**Instruction:** Identify the lines that contain the string "Prosciutto", then copy each of them.

**Provided records:**
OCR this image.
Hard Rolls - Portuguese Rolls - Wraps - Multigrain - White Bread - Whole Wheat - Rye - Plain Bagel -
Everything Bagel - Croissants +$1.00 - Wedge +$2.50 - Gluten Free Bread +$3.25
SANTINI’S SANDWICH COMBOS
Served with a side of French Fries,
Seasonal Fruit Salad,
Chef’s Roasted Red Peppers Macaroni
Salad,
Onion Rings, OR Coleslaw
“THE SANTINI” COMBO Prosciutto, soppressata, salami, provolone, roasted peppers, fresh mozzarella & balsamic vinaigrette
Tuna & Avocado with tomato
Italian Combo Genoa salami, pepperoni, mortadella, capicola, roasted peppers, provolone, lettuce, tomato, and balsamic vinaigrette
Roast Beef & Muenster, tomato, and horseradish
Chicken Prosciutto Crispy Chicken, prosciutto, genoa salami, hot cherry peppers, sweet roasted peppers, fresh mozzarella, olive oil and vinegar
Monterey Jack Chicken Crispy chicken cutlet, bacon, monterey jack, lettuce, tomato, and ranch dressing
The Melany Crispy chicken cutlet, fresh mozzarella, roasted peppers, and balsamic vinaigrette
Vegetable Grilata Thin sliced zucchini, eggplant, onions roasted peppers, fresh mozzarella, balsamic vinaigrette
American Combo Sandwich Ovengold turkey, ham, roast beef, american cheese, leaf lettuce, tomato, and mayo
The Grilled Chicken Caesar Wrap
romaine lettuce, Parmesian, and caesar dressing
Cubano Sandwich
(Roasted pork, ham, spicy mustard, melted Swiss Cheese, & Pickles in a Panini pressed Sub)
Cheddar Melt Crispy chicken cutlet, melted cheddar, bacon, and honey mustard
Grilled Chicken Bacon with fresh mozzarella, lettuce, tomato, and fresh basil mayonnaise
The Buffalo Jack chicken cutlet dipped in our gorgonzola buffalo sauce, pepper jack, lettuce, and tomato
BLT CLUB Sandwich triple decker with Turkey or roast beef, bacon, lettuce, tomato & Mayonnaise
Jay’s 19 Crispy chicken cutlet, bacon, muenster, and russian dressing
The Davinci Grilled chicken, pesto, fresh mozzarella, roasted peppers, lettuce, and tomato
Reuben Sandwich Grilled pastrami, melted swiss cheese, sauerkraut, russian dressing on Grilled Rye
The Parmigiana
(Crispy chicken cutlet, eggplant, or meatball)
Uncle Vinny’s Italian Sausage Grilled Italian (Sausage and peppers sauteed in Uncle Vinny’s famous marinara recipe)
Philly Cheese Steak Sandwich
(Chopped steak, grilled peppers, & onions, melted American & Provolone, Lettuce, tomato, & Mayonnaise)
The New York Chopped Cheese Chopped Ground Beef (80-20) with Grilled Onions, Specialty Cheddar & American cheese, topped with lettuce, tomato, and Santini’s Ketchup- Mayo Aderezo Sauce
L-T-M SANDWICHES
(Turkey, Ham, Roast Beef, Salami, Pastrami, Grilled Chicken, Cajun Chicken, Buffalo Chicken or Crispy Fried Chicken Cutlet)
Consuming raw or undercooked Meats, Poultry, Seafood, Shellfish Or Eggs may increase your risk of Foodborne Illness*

**Response:**
“THE SANTINI” COMBO Prosciutto, soppressata, salami, provolone, roasted peppers, fresh mozzarella & balsamic vinaigrette
Chicken Prosciutto Crispy Chicken, prosciutto, genoa salami, hot cherry peppers, sweet roasted peppers, fresh mozzarella, olive oil and vinegar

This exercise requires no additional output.